• **SHORT EXERCISE**:
Pull out every line in the data that has the string "screenshot" in it.

• **DATASET RECORDS**:
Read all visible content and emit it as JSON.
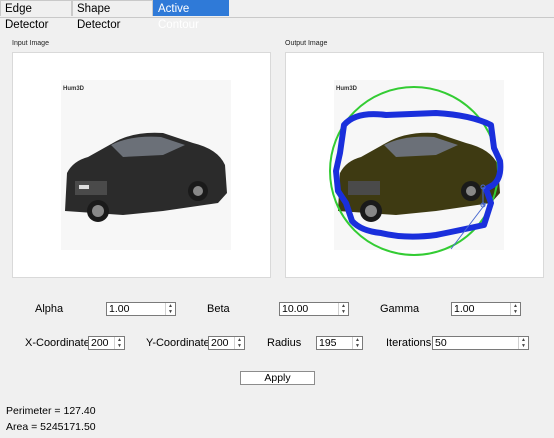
{
  "tabs": [
    {
      "label": "Edge Detector",
      "active": false
    },
    {
      "label": "Shape Detector",
      "active": false
    },
    {
      "label": "Active Contour",
      "active": true
    }
  ],
  "input_panel": {
    "title": "Input Image",
    "watermark": "Hum3D"
  },
  "output_panel": {
    "title": "Output Image",
    "watermark": "Hum3D"
  },
  "params": {
    "alpha": {
      "label": "Alpha",
      "value": "1.00"
    },
    "beta": {
      "label": "Beta",
      "value": "10.00"
    },
    "gamma": {
      "label": "Gamma",
      "value": "1.00"
    },
    "x_coordinate": {
      "label": "X-Coordinate",
      "value": "200"
    },
    "y_coordinate": {
      "label": "Y-Coordinate",
      "value": "200"
    },
    "radius": {
      "label": "Radius",
      "value": "195"
    },
    "iterations": {
      "label": "Iterations",
      "value": "50"
    }
  },
  "apply_label": "Apply",
  "results": {
    "perimeter": "Perimeter = 127.40",
    "area": "Area = 5245171.50"
  },
  "colors": {
    "accent": "#2f7ad8",
    "circle": "#33cc33",
    "contour": "#1a2fdc"
  }
}
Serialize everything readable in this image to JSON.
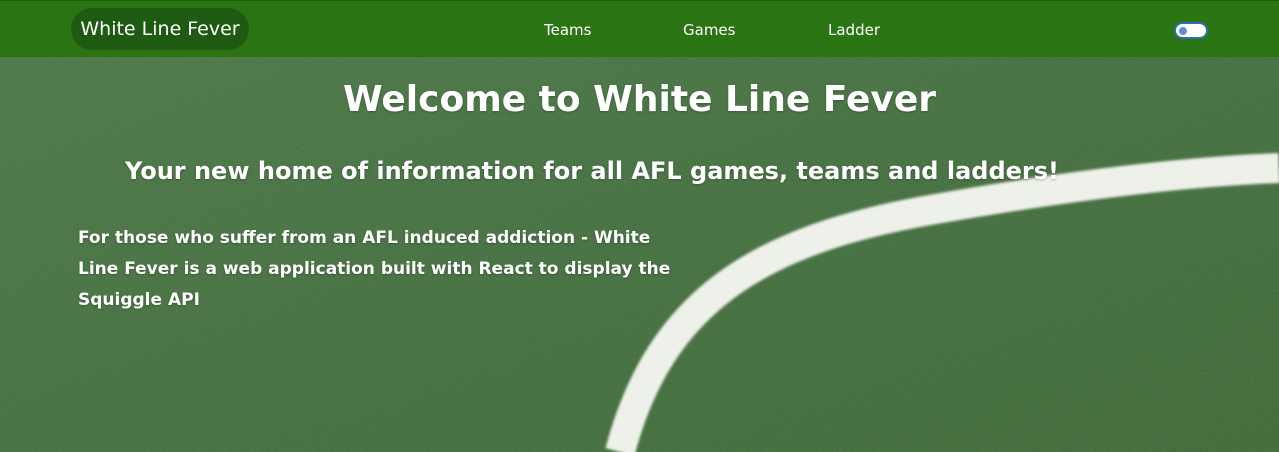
{
  "navbar": {
    "brand": "White Line Fever",
    "links": [
      "Teams",
      "Games",
      "Ladder"
    ],
    "theme_toggle": "theme-toggle"
  },
  "hero": {
    "title": "Welcome to White Line Fever",
    "subtitle": "Your new home of information for all AFL games, teams and ladders!",
    "description": "For those who suffer from an AFL induced addiction - White Line Fever is a web application built with React to display the Squiggle API"
  },
  "colors": {
    "navbar": "#2b7414",
    "brand_pill": "#1f5a12",
    "turf": "#3f6b3a",
    "line": "#f0f2ec",
    "text": "#ffffff"
  }
}
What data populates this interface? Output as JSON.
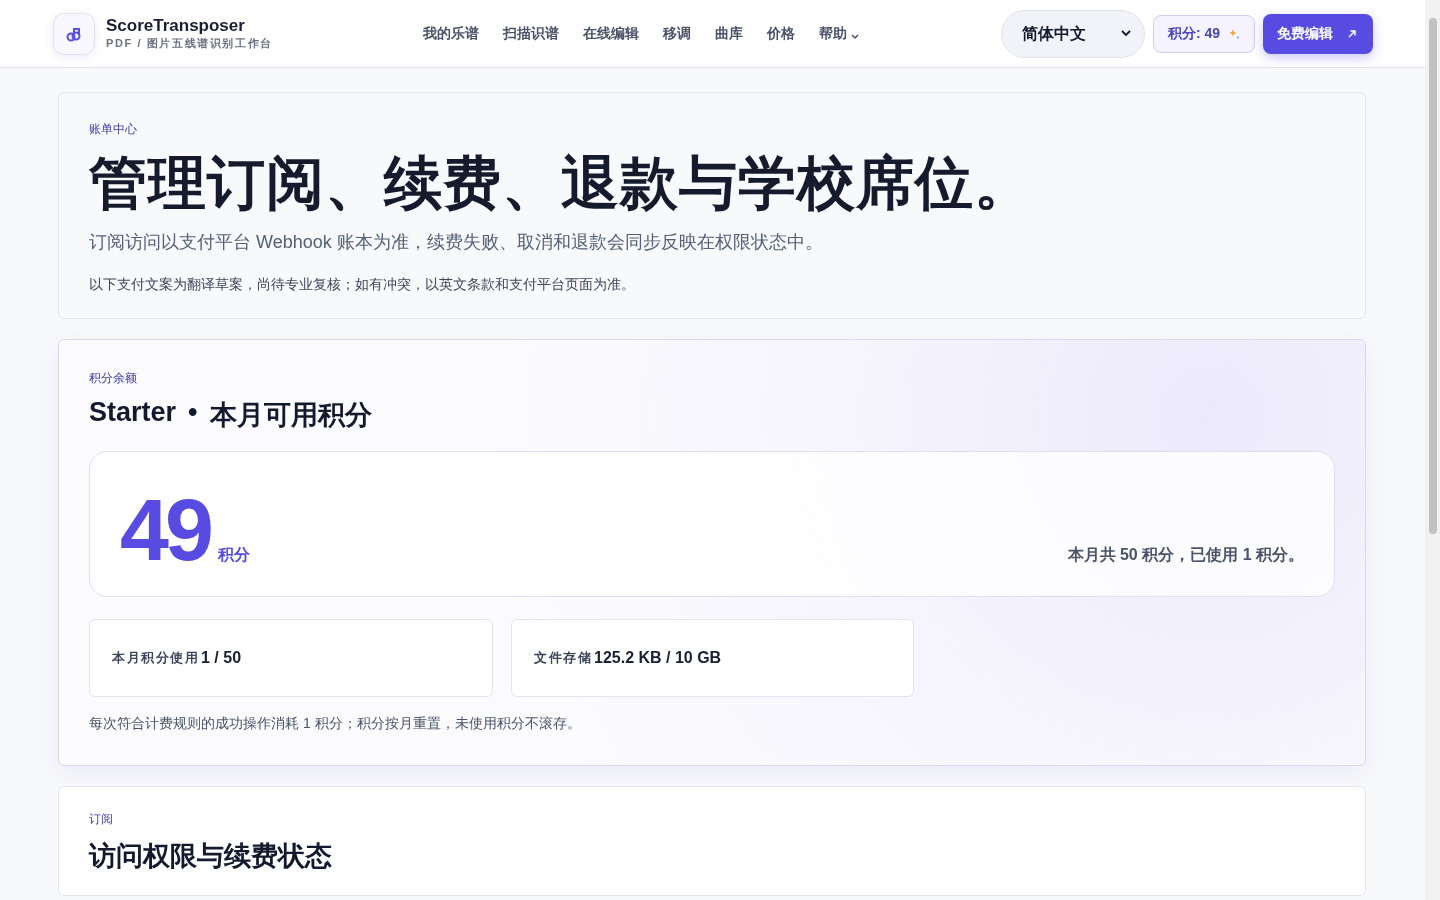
{
  "header": {
    "brand": {
      "name": "ScoreTransposer",
      "tagline": "PDF / 图片五线谱识别工作台"
    },
    "nav": [
      {
        "label": "我的乐谱",
        "kind": "link"
      },
      {
        "label": "扫描识谱",
        "kind": "link"
      },
      {
        "label": "在线编辑",
        "kind": "link"
      },
      {
        "label": "移调",
        "kind": "link"
      },
      {
        "label": "曲库",
        "kind": "link"
      },
      {
        "label": "价格",
        "kind": "link"
      },
      {
        "label": "帮助",
        "kind": "dropdown"
      }
    ],
    "language_select": {
      "value": "简体中文"
    },
    "credits_badge": {
      "label": "积分: 49"
    },
    "cta_button": {
      "label": "免费编辑"
    }
  },
  "billing_intro": {
    "eyebrow": "账单中心",
    "title": "管理订阅、续费、退款与学校席位。",
    "subtitle": "订阅访问以支付平台 Webhook 账本为准，续费失败、取消和退款会同步反映在权限状态中。",
    "note": "以下支付文案为翻译草案，尚待专业复核；如有冲突，以英文条款和支付平台页面为准。"
  },
  "credits": {
    "eyebrow": "积分余额",
    "plan": "Starter",
    "separator": "•",
    "title": "本月可用积分",
    "balance": "49",
    "unit": "积分",
    "summary": "本月共 50 积分，已使用 1 积分。",
    "stats": [
      {
        "label": "本月积分使用",
        "value": "1 / 50"
      },
      {
        "label": "文件存储",
        "value": "125.2 KB / 10 GB"
      }
    ],
    "note": "每次符合计费规则的成功操作消耗 1 积分；积分按月重置，未使用积分不滚存。"
  },
  "subscription": {
    "eyebrow": "订阅",
    "title": "访问权限与续费状态"
  }
}
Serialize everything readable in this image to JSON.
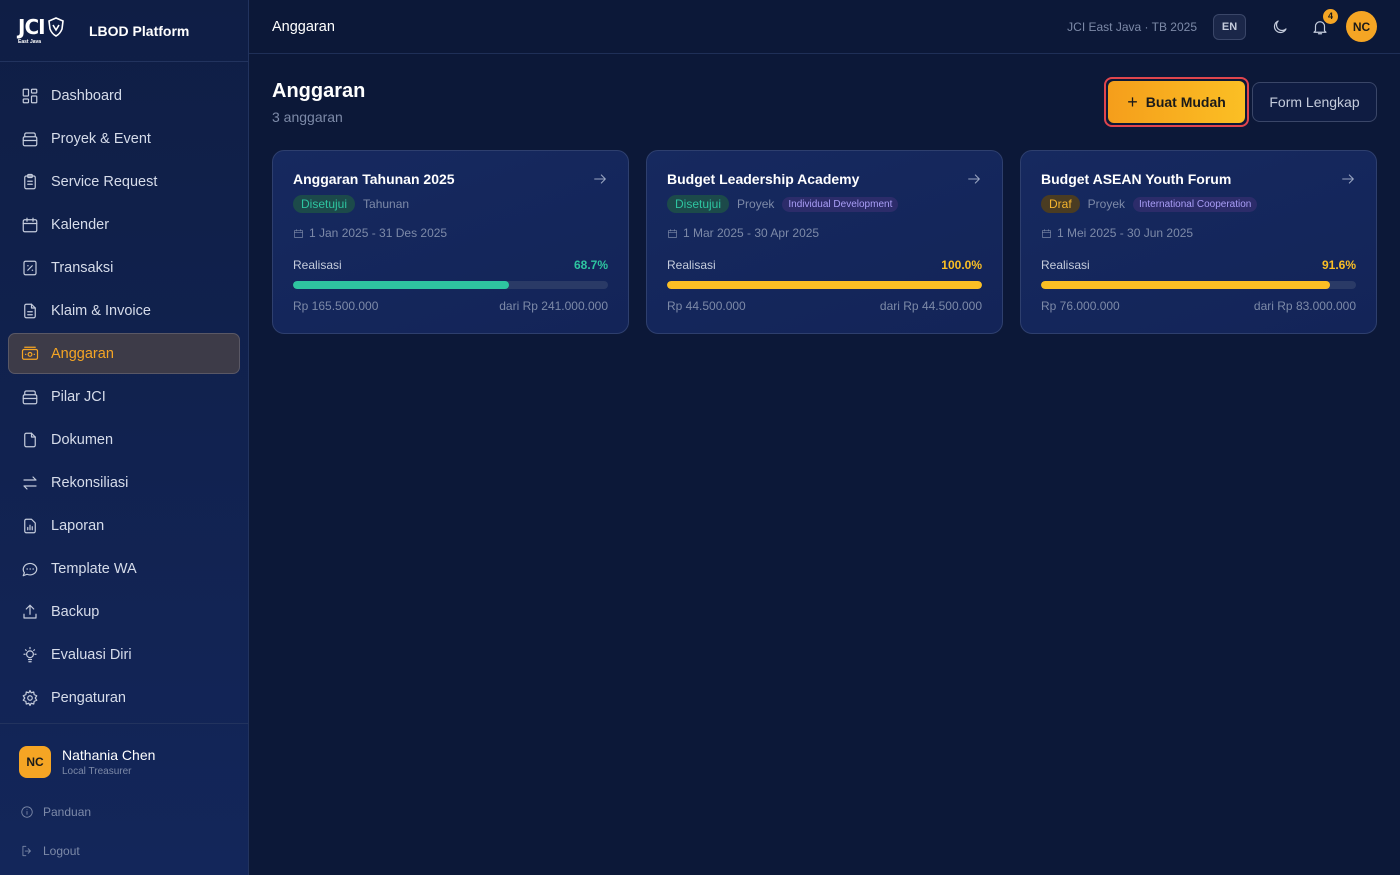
{
  "brand": {
    "logo_text": "JCI",
    "logo_sub": "East Java",
    "platform": "LBOD Platform"
  },
  "sidebar": {
    "items": [
      {
        "label": "Dashboard",
        "icon": "dashboard-icon"
      },
      {
        "label": "Proyek & Event",
        "icon": "briefcase-icon"
      },
      {
        "label": "Service Request",
        "icon": "clipboard-icon"
      },
      {
        "label": "Kalender",
        "icon": "calendar-icon"
      },
      {
        "label": "Transaksi",
        "icon": "receipt-icon"
      },
      {
        "label": "Klaim & Invoice",
        "icon": "file-text-icon"
      },
      {
        "label": "Anggaran",
        "icon": "wallet-icon",
        "active": true
      },
      {
        "label": "Pilar JCI",
        "icon": "pillar-icon"
      },
      {
        "label": "Dokumen",
        "icon": "document-icon"
      },
      {
        "label": "Rekonsiliasi",
        "icon": "swap-icon"
      },
      {
        "label": "Laporan",
        "icon": "report-icon"
      },
      {
        "label": "Template WA",
        "icon": "chat-icon"
      },
      {
        "label": "Backup",
        "icon": "upload-icon"
      },
      {
        "label": "Evaluasi Diri",
        "icon": "lightbulb-icon"
      },
      {
        "label": "Pengaturan",
        "icon": "gear-icon"
      }
    ],
    "user": {
      "initials": "NC",
      "name": "Nathania Chen",
      "role": "Local Treasurer"
    },
    "guide_label": "Panduan",
    "logout_label": "Logout"
  },
  "header": {
    "title": "Anggaran",
    "org": "JCI East Java · TB 2025",
    "lang": "EN",
    "notif_count": "4",
    "avatar": "NC"
  },
  "main": {
    "title": "Anggaran",
    "subtitle": "3 anggaran",
    "primary_button": "Buat Mudah",
    "secondary_button": "Form Lengkap",
    "realisasi_label": "Realisasi",
    "cards": [
      {
        "title": "Anggaran Tahunan 2025",
        "status": "Disetujui",
        "type": "Tahunan",
        "pillar": "",
        "dates": "1 Jan 2025 - 31 Des 2025",
        "percent_label": "68.7%",
        "progress": 0.687,
        "color": "#2ec4a0",
        "spent": "Rp 165.500.000",
        "total": "dari Rp 241.000.000"
      },
      {
        "title": "Budget Leadership Academy",
        "status": "Disetujui",
        "type": "Proyek",
        "pillar": "Individual Development",
        "dates": "1 Mar 2025 - 30 Apr 2025",
        "percent_label": "100.0%",
        "progress": 1.0,
        "color": "#fbbf24",
        "spent": "Rp 44.500.000",
        "total": "dari Rp 44.500.000"
      },
      {
        "title": "Budget ASEAN Youth Forum",
        "status": "Draf",
        "type": "Proyek",
        "pillar": "International Cooperation",
        "dates": "1 Mei 2025 - 30 Jun 2025",
        "percent_label": "91.6%",
        "progress": 0.916,
        "color": "#fbbf24",
        "spent": "Rp 76.000.000",
        "total": "dari Rp 83.000.000"
      }
    ]
  }
}
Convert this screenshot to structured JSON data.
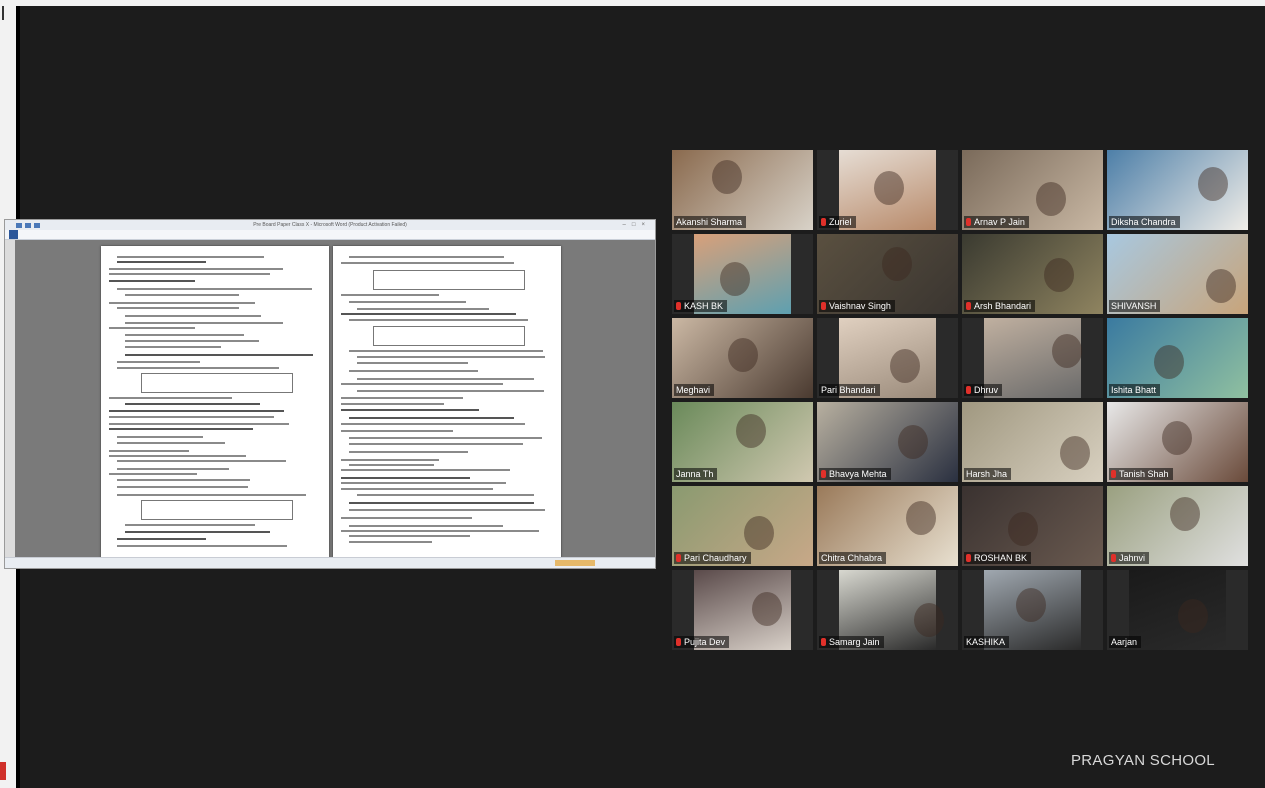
{
  "watermark": "PRAGYAN SCHOOL",
  "shared_window": {
    "title": "Pre Board Paper Class X - Microsoft Word (Product Activation Failed)"
  },
  "participants": [
    {
      "name": "Akanshi Sharma",
      "muted": false
    },
    {
      "name": "Zuriel",
      "muted": true
    },
    {
      "name": "Arnav P Jain",
      "muted": true
    },
    {
      "name": "Diksha Chandra",
      "muted": false
    },
    {
      "name": "KASH BK",
      "muted": true
    },
    {
      "name": "Vaishnav Singh",
      "muted": true
    },
    {
      "name": "Arsh Bhandari",
      "muted": true
    },
    {
      "name": "SHIVANSH",
      "muted": false
    },
    {
      "name": "Meghavi",
      "muted": false
    },
    {
      "name": "Pari Bhandari",
      "muted": false
    },
    {
      "name": "Dhruv",
      "muted": true
    },
    {
      "name": "Ishita Bhatt",
      "muted": false
    },
    {
      "name": "Janna Th",
      "muted": false
    },
    {
      "name": "Bhavya Mehta",
      "muted": true
    },
    {
      "name": "Harsh Jha",
      "muted": false
    },
    {
      "name": "Tanish Shah",
      "muted": true
    },
    {
      "name": "Pari Chaudhary",
      "muted": true
    },
    {
      "name": "Chitra Chhabra",
      "muted": false
    },
    {
      "name": "ROSHAN BK",
      "muted": true
    },
    {
      "name": "Jahnvi",
      "muted": true
    },
    {
      "name": "Pujita Dev",
      "muted": true
    },
    {
      "name": "Samarg Jain",
      "muted": true
    },
    {
      "name": "KASHIKA",
      "muted": false
    },
    {
      "name": "Aarjan",
      "muted": false
    }
  ]
}
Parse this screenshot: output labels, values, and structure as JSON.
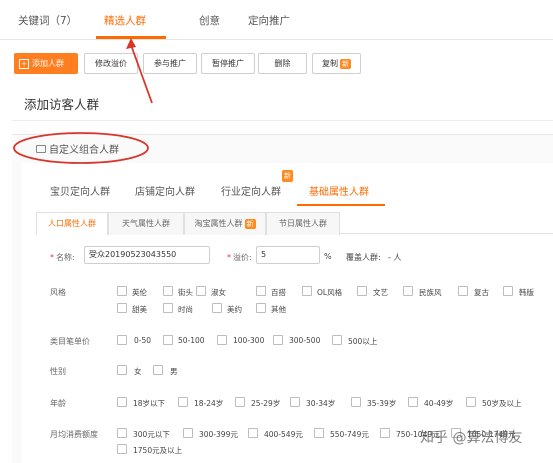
{
  "top_tabs": [
    {
      "label": "关键词（7）"
    },
    {
      "label": "精选人群"
    },
    {
      "label": "创意"
    },
    {
      "label": "定向推广"
    }
  ],
  "toolbar": {
    "add_label": "添加人群",
    "buttons": [
      "修改溢价",
      "参与推广",
      "暂停推广",
      "删除",
      "复制"
    ],
    "new_tag": "新"
  },
  "section_title": "添加访客人群",
  "custom_group_label": "自定义组合人群",
  "group_tabs": [
    "宝贝定向人群",
    "店铺定向人群",
    "行业定向人群",
    "基础属性人群"
  ],
  "group_tab_badge": "新",
  "sub_tabs": [
    "人口属性人群",
    "天气属性人群",
    "淘宝属性人群",
    "节日属性人群"
  ],
  "sub_tab_badge": "新",
  "form": {
    "name_label": "名称:",
    "name_value": "受众20190523043550",
    "premium_label": "溢价:",
    "premium_value": "5",
    "percent": "%",
    "coverage_label": "覆盖人群:",
    "coverage_value": "- 人"
  },
  "rows": {
    "style": {
      "label": "风格",
      "options": [
        "英伦",
        "街头",
        "淑女",
        "百搭",
        "OL风格",
        "文艺",
        "民族风",
        "复古",
        "韩版",
        "甜美",
        "时尚",
        "美约",
        "其他"
      ]
    },
    "price": {
      "label": "类目笔单价",
      "options": [
        "0-50",
        "50-100",
        "100-300",
        "300-500",
        "500以上"
      ]
    },
    "gender": {
      "label": "性别",
      "options": [
        "女",
        "男"
      ]
    },
    "age": {
      "label": "年龄",
      "options": [
        "18岁以下",
        "18-24岁",
        "25-29岁",
        "30-34岁",
        "35-39岁",
        "40-49岁",
        "50岁及以上"
      ]
    },
    "spend": {
      "label": "月均消费额度",
      "options": [
        "300元以下",
        "300-399元",
        "400-549元",
        "550-749元",
        "750-1049元",
        "1050-1749元",
        "1750元及以上"
      ]
    }
  },
  "watermark": "知乎 @算法博友",
  "colors": {
    "accent": "#ff6a00",
    "annotation": "#d9362b"
  }
}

• **REPLY TO THE EXERCISE**:
Convert this screenshot to structured JSON data.
Parse this screenshot: output labels, values, and structure as JSON.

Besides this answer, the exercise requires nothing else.